## Figure collection entries:
>> start
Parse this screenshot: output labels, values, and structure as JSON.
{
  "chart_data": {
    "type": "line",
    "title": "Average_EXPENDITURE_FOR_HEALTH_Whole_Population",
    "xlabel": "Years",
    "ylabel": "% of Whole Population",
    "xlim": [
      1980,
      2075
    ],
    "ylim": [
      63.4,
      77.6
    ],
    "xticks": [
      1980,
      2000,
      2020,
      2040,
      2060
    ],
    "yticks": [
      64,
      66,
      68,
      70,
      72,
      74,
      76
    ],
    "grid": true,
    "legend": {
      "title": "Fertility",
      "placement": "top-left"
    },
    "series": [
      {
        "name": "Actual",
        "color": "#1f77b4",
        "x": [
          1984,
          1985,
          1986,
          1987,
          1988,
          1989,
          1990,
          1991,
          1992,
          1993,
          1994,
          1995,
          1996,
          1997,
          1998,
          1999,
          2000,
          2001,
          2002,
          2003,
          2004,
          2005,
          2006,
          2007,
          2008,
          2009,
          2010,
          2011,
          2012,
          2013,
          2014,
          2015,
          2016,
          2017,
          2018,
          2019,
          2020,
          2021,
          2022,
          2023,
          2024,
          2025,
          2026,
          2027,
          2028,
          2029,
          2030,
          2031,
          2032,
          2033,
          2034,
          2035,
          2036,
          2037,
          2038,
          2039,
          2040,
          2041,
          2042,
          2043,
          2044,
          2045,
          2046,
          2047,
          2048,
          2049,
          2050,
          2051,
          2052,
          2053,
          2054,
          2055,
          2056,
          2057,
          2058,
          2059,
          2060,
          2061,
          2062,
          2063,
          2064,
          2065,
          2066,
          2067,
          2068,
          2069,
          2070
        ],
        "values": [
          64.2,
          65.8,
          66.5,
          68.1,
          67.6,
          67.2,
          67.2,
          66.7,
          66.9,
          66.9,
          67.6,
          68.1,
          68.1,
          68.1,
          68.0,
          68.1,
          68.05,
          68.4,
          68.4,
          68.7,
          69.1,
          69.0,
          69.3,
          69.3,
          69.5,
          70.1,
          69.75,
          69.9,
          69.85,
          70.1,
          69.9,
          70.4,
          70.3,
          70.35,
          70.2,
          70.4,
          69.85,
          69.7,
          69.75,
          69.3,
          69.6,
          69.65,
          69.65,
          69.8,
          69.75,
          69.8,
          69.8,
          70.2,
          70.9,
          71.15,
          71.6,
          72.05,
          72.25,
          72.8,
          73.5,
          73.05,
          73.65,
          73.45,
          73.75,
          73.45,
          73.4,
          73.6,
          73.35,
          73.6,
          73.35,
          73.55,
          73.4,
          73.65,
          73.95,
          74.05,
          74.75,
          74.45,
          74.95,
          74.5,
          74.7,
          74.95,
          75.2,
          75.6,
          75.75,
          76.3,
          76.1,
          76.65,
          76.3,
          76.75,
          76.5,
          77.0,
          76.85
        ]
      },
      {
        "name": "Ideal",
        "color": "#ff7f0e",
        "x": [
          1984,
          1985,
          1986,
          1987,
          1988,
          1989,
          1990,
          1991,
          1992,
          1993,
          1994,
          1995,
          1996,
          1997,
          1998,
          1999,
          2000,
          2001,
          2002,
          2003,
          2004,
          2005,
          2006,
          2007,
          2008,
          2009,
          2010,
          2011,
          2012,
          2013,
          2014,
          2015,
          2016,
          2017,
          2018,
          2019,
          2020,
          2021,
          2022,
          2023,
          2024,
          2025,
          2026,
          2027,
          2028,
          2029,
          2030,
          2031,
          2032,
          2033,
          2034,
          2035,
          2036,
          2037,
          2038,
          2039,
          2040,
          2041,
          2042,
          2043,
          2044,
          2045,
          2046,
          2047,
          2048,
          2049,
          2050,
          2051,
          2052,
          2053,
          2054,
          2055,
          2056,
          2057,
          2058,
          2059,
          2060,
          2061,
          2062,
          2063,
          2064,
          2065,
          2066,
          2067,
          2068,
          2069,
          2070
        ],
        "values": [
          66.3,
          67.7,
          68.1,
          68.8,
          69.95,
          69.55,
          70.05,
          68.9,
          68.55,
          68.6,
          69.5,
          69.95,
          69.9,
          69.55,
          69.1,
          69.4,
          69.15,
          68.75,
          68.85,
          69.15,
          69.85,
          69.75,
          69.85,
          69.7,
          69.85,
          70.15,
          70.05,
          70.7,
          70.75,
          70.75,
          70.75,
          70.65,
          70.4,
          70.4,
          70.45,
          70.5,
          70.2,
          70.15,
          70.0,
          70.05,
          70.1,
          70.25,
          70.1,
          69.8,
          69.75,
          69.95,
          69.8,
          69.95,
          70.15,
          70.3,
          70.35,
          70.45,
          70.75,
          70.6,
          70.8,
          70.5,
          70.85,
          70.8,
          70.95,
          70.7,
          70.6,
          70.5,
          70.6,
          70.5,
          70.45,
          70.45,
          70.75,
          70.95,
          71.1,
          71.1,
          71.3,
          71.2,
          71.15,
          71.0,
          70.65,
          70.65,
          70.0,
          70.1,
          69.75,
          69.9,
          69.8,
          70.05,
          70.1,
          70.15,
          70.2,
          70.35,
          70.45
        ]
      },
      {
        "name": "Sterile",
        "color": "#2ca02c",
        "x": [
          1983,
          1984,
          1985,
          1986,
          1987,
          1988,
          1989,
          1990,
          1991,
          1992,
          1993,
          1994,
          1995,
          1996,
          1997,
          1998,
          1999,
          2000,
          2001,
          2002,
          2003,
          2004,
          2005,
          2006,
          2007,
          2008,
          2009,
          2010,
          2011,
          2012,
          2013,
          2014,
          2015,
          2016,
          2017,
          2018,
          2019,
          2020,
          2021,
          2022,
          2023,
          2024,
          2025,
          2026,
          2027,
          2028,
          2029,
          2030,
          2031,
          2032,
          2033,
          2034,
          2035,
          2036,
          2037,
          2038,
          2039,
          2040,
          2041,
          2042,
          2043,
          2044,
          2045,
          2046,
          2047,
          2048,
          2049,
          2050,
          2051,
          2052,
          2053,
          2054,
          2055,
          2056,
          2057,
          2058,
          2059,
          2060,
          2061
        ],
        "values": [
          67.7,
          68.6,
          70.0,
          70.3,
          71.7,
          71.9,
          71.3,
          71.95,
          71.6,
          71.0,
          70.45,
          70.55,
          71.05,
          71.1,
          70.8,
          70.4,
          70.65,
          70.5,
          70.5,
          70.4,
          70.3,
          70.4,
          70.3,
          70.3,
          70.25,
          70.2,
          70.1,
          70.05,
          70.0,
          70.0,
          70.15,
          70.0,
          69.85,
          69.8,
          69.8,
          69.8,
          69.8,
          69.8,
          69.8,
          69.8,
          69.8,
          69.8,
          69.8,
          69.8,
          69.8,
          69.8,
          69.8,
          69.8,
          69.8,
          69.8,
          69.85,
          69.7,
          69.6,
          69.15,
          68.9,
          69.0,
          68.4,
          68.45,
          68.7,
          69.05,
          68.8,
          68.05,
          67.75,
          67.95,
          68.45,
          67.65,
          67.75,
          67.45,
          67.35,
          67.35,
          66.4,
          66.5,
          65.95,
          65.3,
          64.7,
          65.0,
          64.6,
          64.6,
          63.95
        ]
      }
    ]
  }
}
>> end
## Goal:
Repeat the whole listing exactly, keeping every line intact.

## Result of the task:
Parse this screenshot: output labels, values, and structure as JSON.
{
  "chart_data": {
    "type": "line",
    "title": "Average_EXPENDITURE_FOR_HEALTH_Whole_Population",
    "xlabel": "Years",
    "ylabel": "% of Whole Population",
    "xlim": [
      1980,
      2075
    ],
    "ylim": [
      63.4,
      77.6
    ],
    "xticks": [
      1980,
      2000,
      2020,
      2040,
      2060
    ],
    "yticks": [
      64,
      66,
      68,
      70,
      72,
      74,
      76
    ],
    "grid": true,
    "legend": {
      "title": "Fertility",
      "placement": "top-left"
    },
    "series": [
      {
        "name": "Actual",
        "color": "#1f77b4",
        "x": [
          1984,
          1985,
          1986,
          1987,
          1988,
          1989,
          1990,
          1991,
          1992,
          1993,
          1994,
          1995,
          1996,
          1997,
          1998,
          1999,
          2000,
          2001,
          2002,
          2003,
          2004,
          2005,
          2006,
          2007,
          2008,
          2009,
          2010,
          2011,
          2012,
          2013,
          2014,
          2015,
          2016,
          2017,
          2018,
          2019,
          2020,
          2021,
          2022,
          2023,
          2024,
          2025,
          2026,
          2027,
          2028,
          2029,
          2030,
          2031,
          2032,
          2033,
          2034,
          2035,
          2036,
          2037,
          2038,
          2039,
          2040,
          2041,
          2042,
          2043,
          2044,
          2045,
          2046,
          2047,
          2048,
          2049,
          2050,
          2051,
          2052,
          2053,
          2054,
          2055,
          2056,
          2057,
          2058,
          2059,
          2060,
          2061,
          2062,
          2063,
          2064,
          2065,
          2066,
          2067,
          2068,
          2069,
          2070
        ],
        "values": [
          64.2,
          65.8,
          66.5,
          68.1,
          67.6,
          67.2,
          67.2,
          66.7,
          66.9,
          66.9,
          67.6,
          68.1,
          68.1,
          68.1,
          68.0,
          68.1,
          68.05,
          68.4,
          68.4,
          68.7,
          69.1,
          69.0,
          69.3,
          69.3,
          69.5,
          70.1,
          69.75,
          69.9,
          69.85,
          70.1,
          69.9,
          70.4,
          70.3,
          70.35,
          70.2,
          70.4,
          69.85,
          69.7,
          69.75,
          69.3,
          69.6,
          69.65,
          69.65,
          69.8,
          69.75,
          69.8,
          69.8,
          70.2,
          70.9,
          71.15,
          71.6,
          72.05,
          72.25,
          72.8,
          73.5,
          73.05,
          73.65,
          73.45,
          73.75,
          73.45,
          73.4,
          73.6,
          73.35,
          73.6,
          73.35,
          73.55,
          73.4,
          73.65,
          73.95,
          74.05,
          74.75,
          74.45,
          74.95,
          74.5,
          74.7,
          74.95,
          75.2,
          75.6,
          75.75,
          76.3,
          76.1,
          76.65,
          76.3,
          76.75,
          76.5,
          77.0,
          76.85
        ]
      },
      {
        "name": "Ideal",
        "color": "#ff7f0e",
        "x": [
          1984,
          1985,
          1986,
          1987,
          1988,
          1989,
          1990,
          1991,
          1992,
          1993,
          1994,
          1995,
          1996,
          1997,
          1998,
          1999,
          2000,
          2001,
          2002,
          2003,
          2004,
          2005,
          2006,
          2007,
          2008,
          2009,
          2010,
          2011,
          2012,
          2013,
          2014,
          2015,
          2016,
          2017,
          2018,
          2019,
          2020,
          2021,
          2022,
          2023,
          2024,
          2025,
          2026,
          2027,
          2028,
          2029,
          2030,
          2031,
          2032,
          2033,
          2034,
          2035,
          2036,
          2037,
          2038,
          2039,
          2040,
          2041,
          2042,
          2043,
          2044,
          2045,
          2046,
          2047,
          2048,
          2049,
          2050,
          2051,
          2052,
          2053,
          2054,
          2055,
          2056,
          2057,
          2058,
          2059,
          2060,
          2061,
          2062,
          2063,
          2064,
          2065,
          2066,
          2067,
          2068,
          2069,
          2070
        ],
        "values": [
          66.3,
          67.7,
          68.1,
          68.8,
          69.95,
          69.55,
          70.05,
          68.9,
          68.55,
          68.6,
          69.5,
          69.95,
          69.9,
          69.55,
          69.1,
          69.4,
          69.15,
          68.75,
          68.85,
          69.15,
          69.85,
          69.75,
          69.85,
          69.7,
          69.85,
          70.15,
          70.05,
          70.7,
          70.75,
          70.75,
          70.75,
          70.65,
          70.4,
          70.4,
          70.45,
          70.5,
          70.2,
          70.15,
          70.0,
          70.05,
          70.1,
          70.25,
          70.1,
          69.8,
          69.75,
          69.95,
          69.8,
          69.95,
          70.15,
          70.3,
          70.35,
          70.45,
          70.75,
          70.6,
          70.8,
          70.5,
          70.85,
          70.8,
          70.95,
          70.7,
          70.6,
          70.5,
          70.6,
          70.5,
          70.45,
          70.45,
          70.75,
          70.95,
          71.1,
          71.1,
          71.3,
          71.2,
          71.15,
          71.0,
          70.65,
          70.65,
          70.0,
          70.1,
          69.75,
          69.9,
          69.8,
          70.05,
          70.1,
          70.15,
          70.2,
          70.35,
          70.45
        ]
      },
      {
        "name": "Sterile",
        "color": "#2ca02c",
        "x": [
          1983,
          1984,
          1985,
          1986,
          1987,
          1988,
          1989,
          1990,
          1991,
          1992,
          1993,
          1994,
          1995,
          1996,
          1997,
          1998,
          1999,
          2000,
          2001,
          2002,
          2003,
          2004,
          2005,
          2006,
          2007,
          2008,
          2009,
          2010,
          2011,
          2012,
          2013,
          2014,
          2015,
          2016,
          2017,
          2018,
          2019,
          2020,
          2021,
          2022,
          2023,
          2024,
          2025,
          2026,
          2027,
          2028,
          2029,
          2030,
          2031,
          2032,
          2033,
          2034,
          2035,
          2036,
          2037,
          2038,
          2039,
          2040,
          2041,
          2042,
          2043,
          2044,
          2045,
          2046,
          2047,
          2048,
          2049,
          2050,
          2051,
          2052,
          2053,
          2054,
          2055,
          2056,
          2057,
          2058,
          2059,
          2060,
          2061
        ],
        "values": [
          67.7,
          68.6,
          70.0,
          70.3,
          71.7,
          71.9,
          71.3,
          71.95,
          71.6,
          71.0,
          70.45,
          70.55,
          71.05,
          71.1,
          70.8,
          70.4,
          70.65,
          70.5,
          70.5,
          70.4,
          70.3,
          70.4,
          70.3,
          70.3,
          70.25,
          70.2,
          70.1,
          70.05,
          70.0,
          70.0,
          70.15,
          70.0,
          69.85,
          69.8,
          69.8,
          69.8,
          69.8,
          69.8,
          69.8,
          69.8,
          69.8,
          69.8,
          69.8,
          69.8,
          69.8,
          69.8,
          69.8,
          69.8,
          69.8,
          69.8,
          69.85,
          69.7,
          69.6,
          69.15,
          68.9,
          69.0,
          68.4,
          68.45,
          68.7,
          69.05,
          68.8,
          68.05,
          67.75,
          67.95,
          68.45,
          67.65,
          67.75,
          67.45,
          67.35,
          67.35,
          66.4,
          66.5,
          65.95,
          65.3,
          64.7,
          65.0,
          64.6,
          64.6,
          63.95
        ]
      }
    ]
  }
}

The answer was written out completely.